*OBJECTIVE*. Repeat the data below exactly, dropping any pictures it holds.

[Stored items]
+++++

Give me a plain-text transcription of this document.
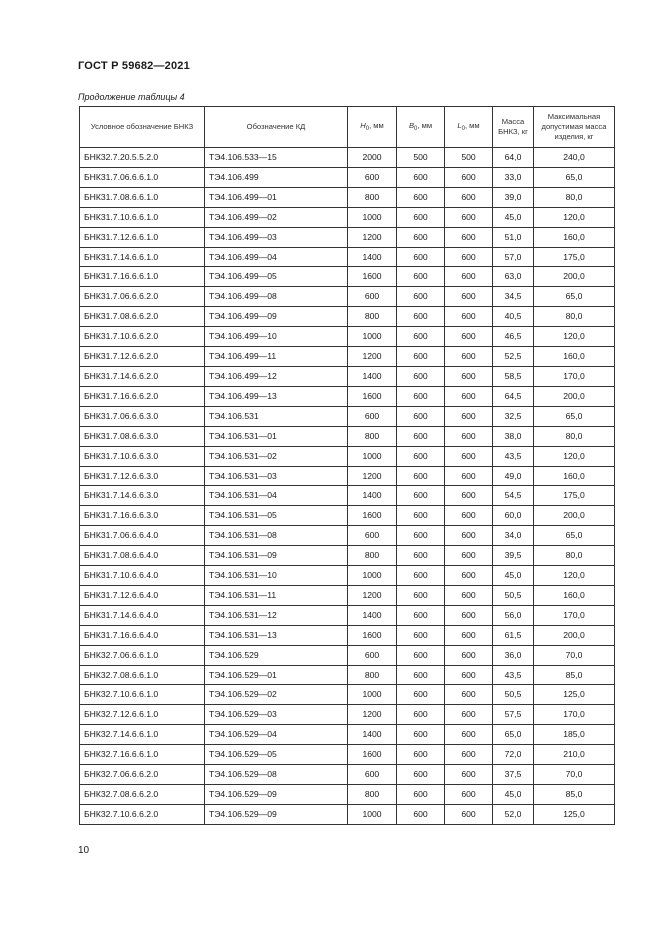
ГОСТ Р 59682—2021
Продолжение таблицы 4
Условное обозначение БНКЗ	Обозначение КД	$H_0$, мм	$B_0$, мм	$L_0$, мм	Масса БНКЗ, кг	Максимальная допустимая масса изделия, кг
БНК32.7.20.5.5.2.0	ТЭ4.106.533—15	2000	500	500	64,0	240,0
БНК31.7.06.6.6.1.0	ТЭ4.106.499	600	600	600	33,0	65,0
БНК31.7.08.6.6.1.0	ТЭ4.106.499—01	800	600	600	39,0	80,0
БНК31.7.10.6.6.1.0	ТЭ4.106.499—02	1000	600	600	45,0	120,0
БНК31.7.12.6.6.1.0	ТЭ4.106.499—03	1200	600	600	51,0	160,0
БНК31.7.14.6.6.1.0	ТЭ4.106.499—04	1400	600	600	57,0	175,0
БНК31.7.16.6.6.1.0	ТЭ4.106.499—05	1600	600	600	63,0	200,0
БНК31.7.06.6.6.2.0	ТЭ4.106.499—08	600	600	600	34,5	65,0
БНК31.7.08.6.6.2.0	ТЭ4.106.499—09	800	600	600	40,5	80,0
БНК31.7.10.6.6.2.0	ТЭ4.106.499—10	1000	600	600	46,5	120,0
БНК31.7.12.6.6.2.0	ТЭ4.106.499—11	1200	600	600	52,5	160,0
БНК31.7.14.6.6.2.0	ТЭ4.106.499—12	1400	600	600	58,5	170,0
БНК31.7.16.6.6.2.0	ТЭ4.106.499—13	1600	600	600	64,5	200,0
БНК31.7.06.6.6.3.0	ТЭ4.106.531	600	600	600	32,5	65,0
БНК31.7.08.6.6.3.0	ТЭ4.106.531—01	800	600	600	38,0	80,0
БНК31.7.10.6.6.3.0	ТЭ4.106.531—02	1000	600	600	43,5	120,0
БНК31.7.12.6.6.3.0	ТЭ4.106.531—03	1200	600	600	49,0	160,0
БНК31.7.14.6.6.3.0	ТЭ4.106.531—04	1400	600	600	54,5	175,0
БНК31.7.16.6.6.3.0	ТЭ4.106.531—05	1600	600	600	60,0	200,0
БНК31.7.06.6.6.4.0	ТЭ4.106.531—08	600	600	600	34,0	65,0
БНК31.7.08.6.6.4.0	ТЭ4.106.531—09	800	600	600	39,5	80,0
БНК31.7.10.6.6.4.0	ТЭ4.106.531—10	1000	600	600	45,0	120,0
БНК31.7.12.6.6.4.0	ТЭ4.106.531—11	1200	600	600	50,5	160,0
БНК31.7.14.6.6.4.0	ТЭ4.106.531—12	1400	600	600	56,0	170,0
БНК31.7.16.6.6.4.0	ТЭ4.106.531—13	1600	600	600	61,5	200,0
БНК32.7.06.6.6.1.0	ТЭ4.106.529	600	600	600	36,0	70,0
БНК32.7.08.6.6.1.0	ТЭ4.106.529—01	800	600	600	43,5	85,0
БНК32.7.10.6.6.1.0	ТЭ4.106.529—02	1000	600	600	50,5	125,0
БНК32.7.12.6.6.1.0	ТЭ4.106.529—03	1200	600	600	57,5	170,0
БНК32.7.14.6.6.1.0	ТЭ4.106.529—04	1400	600	600	65,0	185,0
БНК32.7.16.6.6.1.0	ТЭ4.106.529—05	1600	600	600	72,0	210,0
БНК32.7.06.6.6.2.0	ТЭ4.106.529—08	600	600	600	37,5	70,0
БНК32.7.08.6.6.2.0	ТЭ4.106.529—09	800	600	600	45,0	85,0
БНК32.7.10.6.6.2.0	ТЭ4.106.529—09	1000	600	600	52,0	125,0
10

+++++

*SOLUTION TO THE EXERCISE*.
Give me a plain-text transcription of this document.
ГОСТ Р 59682—2021
Продолжение таблицы 4
Условное обозначение БНКЗ	Обозначение КД	$H_0$, мм	$B_0$, мм	$L_0$, мм	Масса БНКЗ, кг	Максимальная допустимая масса изделия, кг
БНК32.7.20.5.5.2.0	ТЭ4.106.533—15	2000	500	500	64,0	240,0
БНК31.7.06.6.6.1.0	ТЭ4.106.499	600	600	600	33,0	65,0
БНК31.7.08.6.6.1.0	ТЭ4.106.499—01	800	600	600	39,0	80,0
БНК31.7.10.6.6.1.0	ТЭ4.106.499—02	1000	600	600	45,0	120,0
БНК31.7.12.6.6.1.0	ТЭ4.106.499—03	1200	600	600	51,0	160,0
БНК31.7.14.6.6.1.0	ТЭ4.106.499—04	1400	600	600	57,0	175,0
БНК31.7.16.6.6.1.0	ТЭ4.106.499—05	1600	600	600	63,0	200,0
БНК31.7.06.6.6.2.0	ТЭ4.106.499—08	600	600	600	34,5	65,0
БНК31.7.08.6.6.2.0	ТЭ4.106.499—09	800	600	600	40,5	80,0
БНК31.7.10.6.6.2.0	ТЭ4.106.499—10	1000	600	600	46,5	120,0
БНК31.7.12.6.6.2.0	ТЭ4.106.499—11	1200	600	600	52,5	160,0
БНК31.7.14.6.6.2.0	ТЭ4.106.499—12	1400	600	600	58,5	170,0
БНК31.7.16.6.6.2.0	ТЭ4.106.499—13	1600	600	600	64,5	200,0
БНК31.7.06.6.6.3.0	ТЭ4.106.531	600	600	600	32,5	65,0
БНК31.7.08.6.6.3.0	ТЭ4.106.531—01	800	600	600	38,0	80,0
БНК31.7.10.6.6.3.0	ТЭ4.106.531—02	1000	600	600	43,5	120,0
БНК31.7.12.6.6.3.0	ТЭ4.106.531—03	1200	600	600	49,0	160,0
БНК31.7.14.6.6.3.0	ТЭ4.106.531—04	1400	600	600	54,5	175,0
БНК31.7.16.6.6.3.0	ТЭ4.106.531—05	1600	600	600	60,0	200,0
БНК31.7.06.6.6.4.0	ТЭ4.106.531—08	600	600	600	34,0	65,0
БНК31.7.08.6.6.4.0	ТЭ4.106.531—09	800	600	600	39,5	80,0
БНК31.7.10.6.6.4.0	ТЭ4.106.531—10	1000	600	600	45,0	120,0
БНК31.7.12.6.6.4.0	ТЭ4.106.531—11	1200	600	600	50,5	160,0
БНК31.7.14.6.6.4.0	ТЭ4.106.531—12	1400	600	600	56,0	170,0
БНК31.7.16.6.6.4.0	ТЭ4.106.531—13	1600	600	600	61,5	200,0
БНК32.7.06.6.6.1.0	ТЭ4.106.529	600	600	600	36,0	70,0
БНК32.7.08.6.6.1.0	ТЭ4.106.529—01	800	600	600	43,5	85,0
БНК32.7.10.6.6.1.0	ТЭ4.106.529—02	1000	600	600	50,5	125,0
БНК32.7.12.6.6.1.0	ТЭ4.106.529—03	1200	600	600	57,5	170,0
БНК32.7.14.6.6.1.0	ТЭ4.106.529—04	1400	600	600	65,0	185,0
БНК32.7.16.6.6.1.0	ТЭ4.106.529—05	1600	600	600	72,0	210,0
БНК32.7.06.6.6.2.0	ТЭ4.106.529—08	600	600	600	37,5	70,0
БНК32.7.08.6.6.2.0	ТЭ4.106.529—09	800	600	600	45,0	85,0
БНК32.7.10.6.6.2.0	ТЭ4.106.529—09	1000	600	600	52,0	125,0
10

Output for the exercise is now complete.